## Goal:
From the text below on how certificates are chosen for TLS connections, quote the part that opens with the words containing "However, directory names" and closes with "tries to access.".

However, directory names like `example.com` are just for human
readability/organization and don't have any meaning w.r.t whether
a particular certificate is served or not. This decision is made based
on the SNI sent by the client and the SAN of the certificate.

***

The `Manager` will pick a certificate based on the client trying
to establish a TLS connection. In particular, it looks at the client
hello (i.e. SNI) to determine which host the client tries to access.
If the manager can find a certificate that matches the SNI it
returns this certificate to the client.

However, the client may choose to not send an SNI or tries to access
a server directly via IP (`https://<ip>:<port>`). In this case, we
cannot use the SNI to determine which certificate to serve. However,
we also should not pick "the first" certificate that would be accepted
by the client (based on crypto. parameters - like a signature algorithm)
because it may be an internal certificate that contains internal hostnames. 
We would disclose internal infrastructure details doing so.

Therefore, the `Manager` returns the "default" certificate when the
client does not specify an SNI. The default certificate the top-level
`public.crt` - i.e. `certs/public.crt`.

This approach has some consequences:
 - It's the operator's responsibility to ensure that the top-level
   `public.crt` does not disclose any information (i.e. hostnames)
   that are not publicly visible. However, this was the case in the
   past already.
 - Any other `public.crt` - except for the top-level one - must not
   contain any IP SAN. The reason for this restriction is that the
   Manager cannot match a SNI to an IP b/c the SNI is the server host
   name. The entire purpose of SNI is to indicate which host the client
   tries to connect to when multiple hosts run on the same IP. So, a
   client will not set the SNI to an IP.

## Collected data:
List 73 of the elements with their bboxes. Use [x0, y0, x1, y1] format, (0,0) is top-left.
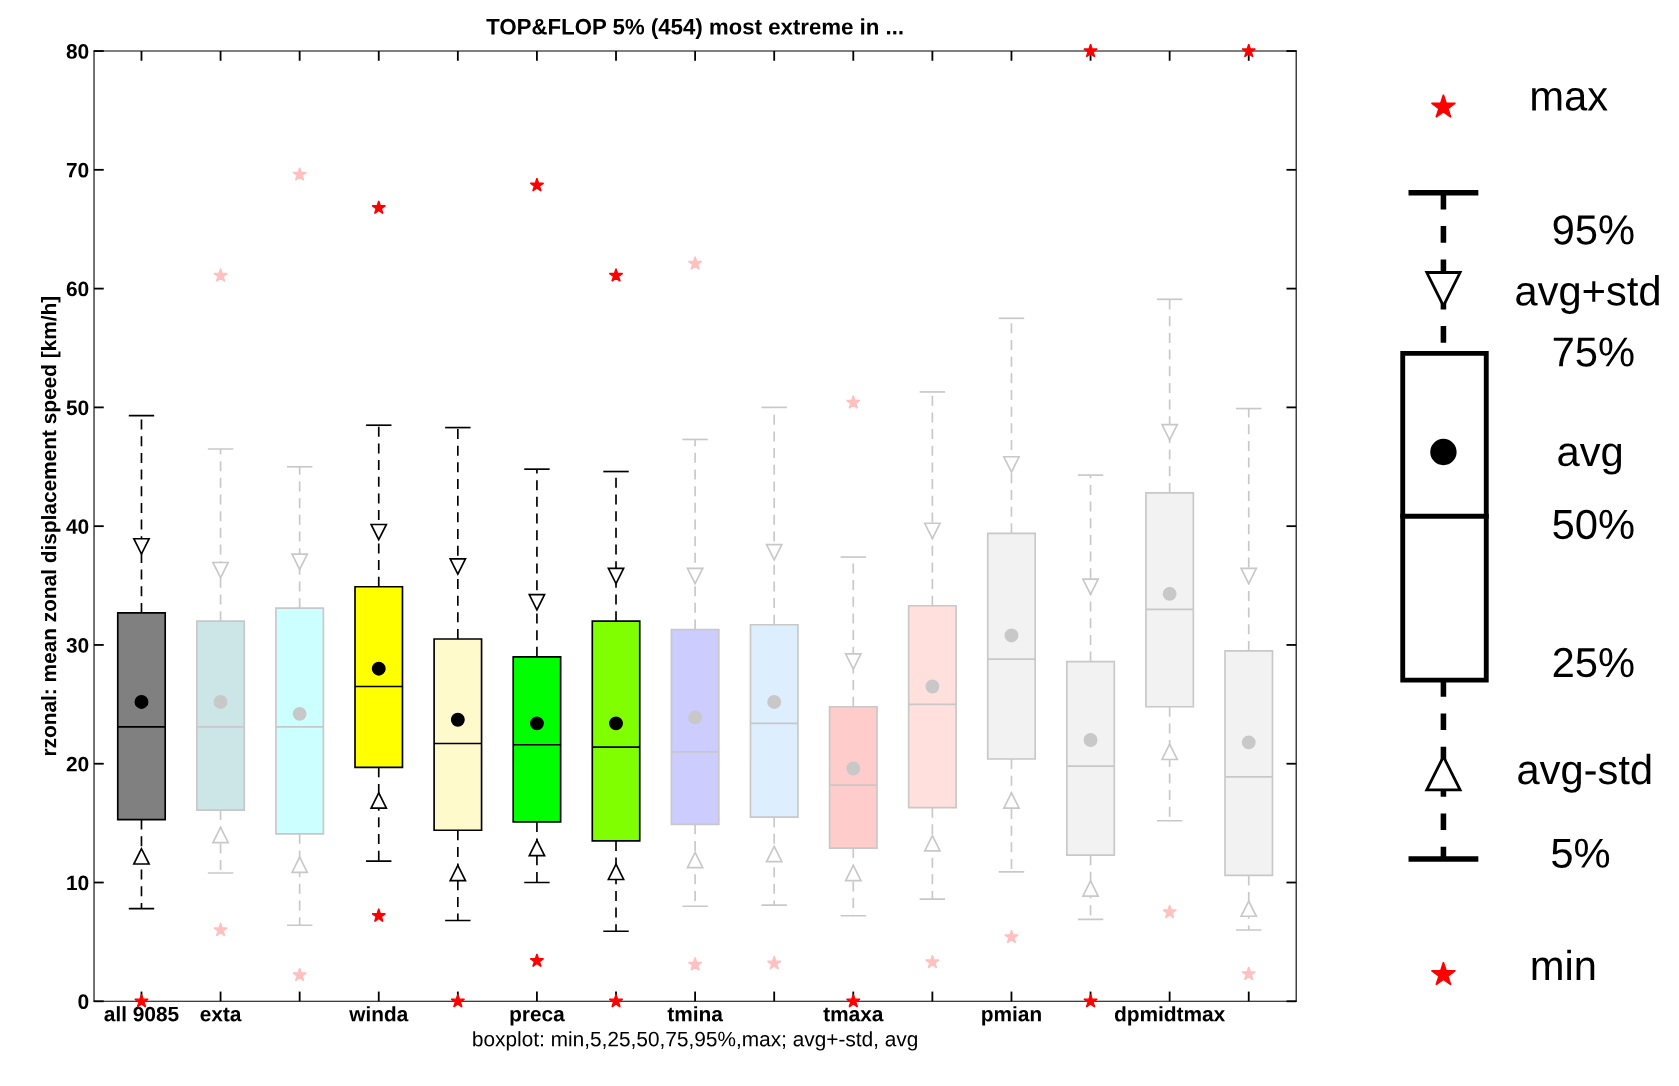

## Exercise output:
However, directory names like `example.com` are just for human
readability/organization and don't have any meaning w.r.t whether
a particular certificate is served or not. This decision is made based
on the SNI sent by the client and the SAN of the certificate.

***

The `Manager` will pick a certificate based on the client trying
to establish a TLS connection. In particular, it looks at the client
hello (i.e. SNI) to determine which host the client tries to access.